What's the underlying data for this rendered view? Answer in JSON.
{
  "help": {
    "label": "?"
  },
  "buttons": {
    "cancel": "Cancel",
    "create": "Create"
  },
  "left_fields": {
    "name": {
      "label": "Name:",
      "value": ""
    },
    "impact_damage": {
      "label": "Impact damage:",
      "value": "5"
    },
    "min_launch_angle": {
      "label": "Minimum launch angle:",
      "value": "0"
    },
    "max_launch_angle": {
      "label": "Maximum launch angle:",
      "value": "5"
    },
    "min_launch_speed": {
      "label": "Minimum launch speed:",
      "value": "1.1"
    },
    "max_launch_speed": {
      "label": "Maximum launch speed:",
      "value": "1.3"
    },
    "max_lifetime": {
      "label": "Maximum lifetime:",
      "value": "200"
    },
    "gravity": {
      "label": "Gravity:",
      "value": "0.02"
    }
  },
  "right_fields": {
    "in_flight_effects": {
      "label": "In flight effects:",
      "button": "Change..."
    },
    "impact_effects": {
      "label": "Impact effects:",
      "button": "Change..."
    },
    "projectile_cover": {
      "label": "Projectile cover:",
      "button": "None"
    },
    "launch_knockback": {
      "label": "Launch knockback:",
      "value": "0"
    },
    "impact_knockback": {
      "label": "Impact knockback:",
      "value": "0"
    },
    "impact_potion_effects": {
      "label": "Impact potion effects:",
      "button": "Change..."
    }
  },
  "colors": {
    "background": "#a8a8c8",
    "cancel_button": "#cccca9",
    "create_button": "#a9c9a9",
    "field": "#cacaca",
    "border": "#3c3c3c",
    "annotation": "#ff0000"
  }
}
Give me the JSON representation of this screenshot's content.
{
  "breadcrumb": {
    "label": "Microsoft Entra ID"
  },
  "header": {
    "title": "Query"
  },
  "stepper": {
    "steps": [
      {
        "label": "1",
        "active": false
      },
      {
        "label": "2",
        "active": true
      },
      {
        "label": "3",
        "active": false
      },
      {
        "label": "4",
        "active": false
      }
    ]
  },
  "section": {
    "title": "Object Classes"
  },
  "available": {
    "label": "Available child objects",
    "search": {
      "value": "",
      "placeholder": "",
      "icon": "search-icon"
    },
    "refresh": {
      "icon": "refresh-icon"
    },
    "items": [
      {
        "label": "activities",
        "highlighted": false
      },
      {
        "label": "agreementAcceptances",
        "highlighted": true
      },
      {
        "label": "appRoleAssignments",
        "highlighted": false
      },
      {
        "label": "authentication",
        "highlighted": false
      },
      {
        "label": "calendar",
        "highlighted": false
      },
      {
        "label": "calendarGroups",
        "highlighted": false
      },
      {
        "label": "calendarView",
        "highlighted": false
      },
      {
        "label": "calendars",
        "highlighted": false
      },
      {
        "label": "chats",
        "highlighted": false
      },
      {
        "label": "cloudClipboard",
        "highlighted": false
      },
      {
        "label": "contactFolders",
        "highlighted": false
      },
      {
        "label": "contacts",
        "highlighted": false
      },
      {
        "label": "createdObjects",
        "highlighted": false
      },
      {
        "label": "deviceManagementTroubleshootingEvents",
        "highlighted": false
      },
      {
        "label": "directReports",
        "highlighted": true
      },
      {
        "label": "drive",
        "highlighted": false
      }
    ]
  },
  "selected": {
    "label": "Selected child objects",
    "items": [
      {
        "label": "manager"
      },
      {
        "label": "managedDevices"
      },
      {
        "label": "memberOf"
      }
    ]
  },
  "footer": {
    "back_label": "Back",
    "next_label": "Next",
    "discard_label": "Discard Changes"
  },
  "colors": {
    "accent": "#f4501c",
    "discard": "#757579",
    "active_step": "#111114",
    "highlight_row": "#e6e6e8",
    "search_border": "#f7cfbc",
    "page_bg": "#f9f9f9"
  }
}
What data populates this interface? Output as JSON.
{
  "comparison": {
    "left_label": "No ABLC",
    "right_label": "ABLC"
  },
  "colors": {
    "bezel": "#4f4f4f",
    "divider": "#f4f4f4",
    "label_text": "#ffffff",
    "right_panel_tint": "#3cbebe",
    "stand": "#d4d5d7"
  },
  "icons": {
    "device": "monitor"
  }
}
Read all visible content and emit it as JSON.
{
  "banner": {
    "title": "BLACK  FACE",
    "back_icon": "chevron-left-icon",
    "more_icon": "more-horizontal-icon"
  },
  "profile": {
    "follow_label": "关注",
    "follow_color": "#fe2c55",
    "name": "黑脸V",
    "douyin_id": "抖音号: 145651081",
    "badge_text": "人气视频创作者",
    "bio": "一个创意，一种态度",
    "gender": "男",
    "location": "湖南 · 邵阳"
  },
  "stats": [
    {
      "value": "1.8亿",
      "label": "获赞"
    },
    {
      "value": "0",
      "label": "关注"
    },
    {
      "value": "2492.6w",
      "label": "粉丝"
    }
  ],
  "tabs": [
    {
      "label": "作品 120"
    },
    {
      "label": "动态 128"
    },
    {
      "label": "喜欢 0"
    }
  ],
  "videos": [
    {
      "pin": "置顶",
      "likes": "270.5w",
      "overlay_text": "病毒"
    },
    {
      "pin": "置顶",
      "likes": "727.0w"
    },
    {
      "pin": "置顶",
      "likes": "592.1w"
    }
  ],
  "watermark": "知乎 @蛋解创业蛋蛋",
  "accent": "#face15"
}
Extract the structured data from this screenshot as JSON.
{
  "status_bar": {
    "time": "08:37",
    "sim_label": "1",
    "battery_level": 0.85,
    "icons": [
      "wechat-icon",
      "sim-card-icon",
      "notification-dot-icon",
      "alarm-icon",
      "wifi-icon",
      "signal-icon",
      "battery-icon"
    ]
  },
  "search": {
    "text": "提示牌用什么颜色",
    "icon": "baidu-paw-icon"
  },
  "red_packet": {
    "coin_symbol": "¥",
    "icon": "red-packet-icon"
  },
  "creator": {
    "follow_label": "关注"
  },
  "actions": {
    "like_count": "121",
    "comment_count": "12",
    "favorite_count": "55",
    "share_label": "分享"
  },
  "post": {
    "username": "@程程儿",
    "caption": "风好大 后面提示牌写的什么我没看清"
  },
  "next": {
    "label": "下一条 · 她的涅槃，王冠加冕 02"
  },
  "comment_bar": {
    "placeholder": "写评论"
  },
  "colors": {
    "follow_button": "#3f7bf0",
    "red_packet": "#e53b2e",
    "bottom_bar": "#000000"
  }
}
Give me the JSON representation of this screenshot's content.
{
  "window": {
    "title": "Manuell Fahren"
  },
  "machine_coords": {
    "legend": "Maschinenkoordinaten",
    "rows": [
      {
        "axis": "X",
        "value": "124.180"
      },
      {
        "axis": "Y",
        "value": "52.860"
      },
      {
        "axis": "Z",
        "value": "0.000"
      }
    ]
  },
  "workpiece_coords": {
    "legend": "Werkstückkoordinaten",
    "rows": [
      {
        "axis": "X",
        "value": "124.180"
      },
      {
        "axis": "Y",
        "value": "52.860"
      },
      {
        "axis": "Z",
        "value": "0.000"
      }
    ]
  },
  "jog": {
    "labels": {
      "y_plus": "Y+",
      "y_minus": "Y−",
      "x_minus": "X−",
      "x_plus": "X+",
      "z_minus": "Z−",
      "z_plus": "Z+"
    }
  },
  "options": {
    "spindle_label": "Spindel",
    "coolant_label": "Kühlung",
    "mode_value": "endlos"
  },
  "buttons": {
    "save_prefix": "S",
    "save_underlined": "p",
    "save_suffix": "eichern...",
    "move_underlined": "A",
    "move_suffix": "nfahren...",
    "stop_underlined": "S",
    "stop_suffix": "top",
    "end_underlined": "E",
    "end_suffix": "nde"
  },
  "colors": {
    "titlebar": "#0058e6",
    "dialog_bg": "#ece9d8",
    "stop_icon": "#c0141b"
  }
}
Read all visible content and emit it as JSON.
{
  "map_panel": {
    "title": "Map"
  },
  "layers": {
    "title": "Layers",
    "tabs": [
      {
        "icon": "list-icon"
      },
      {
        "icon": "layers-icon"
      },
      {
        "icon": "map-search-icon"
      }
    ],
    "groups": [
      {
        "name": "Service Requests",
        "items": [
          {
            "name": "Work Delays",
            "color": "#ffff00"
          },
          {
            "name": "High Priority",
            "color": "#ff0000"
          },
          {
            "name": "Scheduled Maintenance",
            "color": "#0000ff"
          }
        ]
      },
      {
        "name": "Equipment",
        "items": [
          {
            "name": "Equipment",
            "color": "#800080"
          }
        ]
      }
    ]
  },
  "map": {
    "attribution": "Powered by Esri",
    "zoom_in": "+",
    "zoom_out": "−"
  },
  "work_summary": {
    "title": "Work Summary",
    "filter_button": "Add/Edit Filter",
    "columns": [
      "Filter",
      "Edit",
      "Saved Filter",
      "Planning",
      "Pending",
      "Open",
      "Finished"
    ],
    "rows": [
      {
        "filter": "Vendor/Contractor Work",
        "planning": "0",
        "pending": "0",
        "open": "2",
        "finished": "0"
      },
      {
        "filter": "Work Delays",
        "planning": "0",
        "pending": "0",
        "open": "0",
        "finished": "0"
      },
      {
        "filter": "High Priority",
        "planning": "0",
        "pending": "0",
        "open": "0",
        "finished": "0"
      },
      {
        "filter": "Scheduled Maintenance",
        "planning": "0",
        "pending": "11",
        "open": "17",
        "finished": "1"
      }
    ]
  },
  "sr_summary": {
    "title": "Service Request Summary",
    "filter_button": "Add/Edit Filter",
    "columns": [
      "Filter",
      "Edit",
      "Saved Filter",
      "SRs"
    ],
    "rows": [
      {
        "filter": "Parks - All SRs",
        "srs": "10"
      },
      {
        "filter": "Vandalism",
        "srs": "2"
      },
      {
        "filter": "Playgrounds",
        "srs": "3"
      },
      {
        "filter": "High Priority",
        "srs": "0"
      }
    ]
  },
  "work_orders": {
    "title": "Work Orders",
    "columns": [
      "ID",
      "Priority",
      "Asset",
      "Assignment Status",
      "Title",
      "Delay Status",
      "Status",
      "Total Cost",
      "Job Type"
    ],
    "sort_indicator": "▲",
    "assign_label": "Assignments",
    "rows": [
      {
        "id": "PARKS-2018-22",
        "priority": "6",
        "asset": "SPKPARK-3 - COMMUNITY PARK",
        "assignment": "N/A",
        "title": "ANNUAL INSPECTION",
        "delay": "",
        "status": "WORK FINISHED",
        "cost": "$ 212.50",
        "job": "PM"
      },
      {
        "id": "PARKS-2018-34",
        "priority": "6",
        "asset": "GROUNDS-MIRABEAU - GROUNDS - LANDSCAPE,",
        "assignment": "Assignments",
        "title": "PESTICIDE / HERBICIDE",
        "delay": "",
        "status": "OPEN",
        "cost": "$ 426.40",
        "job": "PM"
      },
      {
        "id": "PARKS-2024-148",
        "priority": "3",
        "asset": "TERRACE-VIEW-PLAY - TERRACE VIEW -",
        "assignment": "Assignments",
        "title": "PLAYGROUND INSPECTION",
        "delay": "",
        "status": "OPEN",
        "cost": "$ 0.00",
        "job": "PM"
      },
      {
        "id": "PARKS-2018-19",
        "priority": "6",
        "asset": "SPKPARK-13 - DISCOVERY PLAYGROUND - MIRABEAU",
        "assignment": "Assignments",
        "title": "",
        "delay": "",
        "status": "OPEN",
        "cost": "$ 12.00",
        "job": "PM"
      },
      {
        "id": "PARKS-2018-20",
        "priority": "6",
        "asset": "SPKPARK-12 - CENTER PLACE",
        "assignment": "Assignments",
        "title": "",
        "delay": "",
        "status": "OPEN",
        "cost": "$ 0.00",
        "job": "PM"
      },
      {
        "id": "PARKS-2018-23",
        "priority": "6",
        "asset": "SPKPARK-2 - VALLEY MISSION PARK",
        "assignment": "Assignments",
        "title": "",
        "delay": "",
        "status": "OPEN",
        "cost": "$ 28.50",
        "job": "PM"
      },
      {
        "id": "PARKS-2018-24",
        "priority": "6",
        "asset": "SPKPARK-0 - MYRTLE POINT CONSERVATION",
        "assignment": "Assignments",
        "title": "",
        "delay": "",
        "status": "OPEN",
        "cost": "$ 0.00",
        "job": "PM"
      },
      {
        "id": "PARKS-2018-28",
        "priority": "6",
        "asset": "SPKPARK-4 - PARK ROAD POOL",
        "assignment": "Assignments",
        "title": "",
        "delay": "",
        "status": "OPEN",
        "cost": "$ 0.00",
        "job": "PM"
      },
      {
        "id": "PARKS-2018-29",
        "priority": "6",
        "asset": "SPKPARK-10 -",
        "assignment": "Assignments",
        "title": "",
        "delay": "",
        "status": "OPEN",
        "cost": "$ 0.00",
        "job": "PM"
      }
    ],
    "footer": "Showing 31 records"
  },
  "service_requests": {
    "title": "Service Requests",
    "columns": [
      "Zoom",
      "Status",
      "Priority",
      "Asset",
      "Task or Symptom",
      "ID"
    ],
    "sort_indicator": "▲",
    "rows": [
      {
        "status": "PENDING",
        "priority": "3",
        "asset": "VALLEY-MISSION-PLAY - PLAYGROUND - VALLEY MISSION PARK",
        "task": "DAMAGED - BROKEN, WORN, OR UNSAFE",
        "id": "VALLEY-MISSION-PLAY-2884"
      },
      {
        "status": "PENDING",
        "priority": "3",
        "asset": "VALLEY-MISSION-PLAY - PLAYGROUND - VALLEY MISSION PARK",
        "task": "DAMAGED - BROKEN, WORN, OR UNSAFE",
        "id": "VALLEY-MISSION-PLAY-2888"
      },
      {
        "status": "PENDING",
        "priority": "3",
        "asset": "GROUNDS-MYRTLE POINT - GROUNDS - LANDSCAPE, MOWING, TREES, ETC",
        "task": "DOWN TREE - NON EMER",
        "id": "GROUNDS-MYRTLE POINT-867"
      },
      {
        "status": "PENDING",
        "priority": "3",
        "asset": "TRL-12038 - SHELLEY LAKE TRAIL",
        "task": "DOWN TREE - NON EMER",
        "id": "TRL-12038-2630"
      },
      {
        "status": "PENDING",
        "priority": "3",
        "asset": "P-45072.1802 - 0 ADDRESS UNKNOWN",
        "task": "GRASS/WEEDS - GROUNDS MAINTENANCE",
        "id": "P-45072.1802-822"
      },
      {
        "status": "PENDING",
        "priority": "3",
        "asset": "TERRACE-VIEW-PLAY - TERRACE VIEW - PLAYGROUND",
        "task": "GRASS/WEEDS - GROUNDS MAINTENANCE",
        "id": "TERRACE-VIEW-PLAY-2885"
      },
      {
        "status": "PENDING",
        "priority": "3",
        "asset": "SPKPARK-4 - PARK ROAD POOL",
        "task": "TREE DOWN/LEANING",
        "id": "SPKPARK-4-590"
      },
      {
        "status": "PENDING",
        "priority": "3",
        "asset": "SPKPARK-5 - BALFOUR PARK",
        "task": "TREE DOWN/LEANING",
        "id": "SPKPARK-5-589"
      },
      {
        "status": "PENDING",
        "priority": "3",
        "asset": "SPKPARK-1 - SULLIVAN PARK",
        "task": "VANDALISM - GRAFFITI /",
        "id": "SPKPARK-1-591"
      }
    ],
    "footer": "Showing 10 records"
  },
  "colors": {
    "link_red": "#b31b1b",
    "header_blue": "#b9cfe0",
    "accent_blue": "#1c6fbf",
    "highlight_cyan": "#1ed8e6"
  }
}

★ ★ ★ ★ ★

*Given request*
Among the entries above, how many lines include the word "Minimum"? Reply with the number only.

*Result of the exercise*
2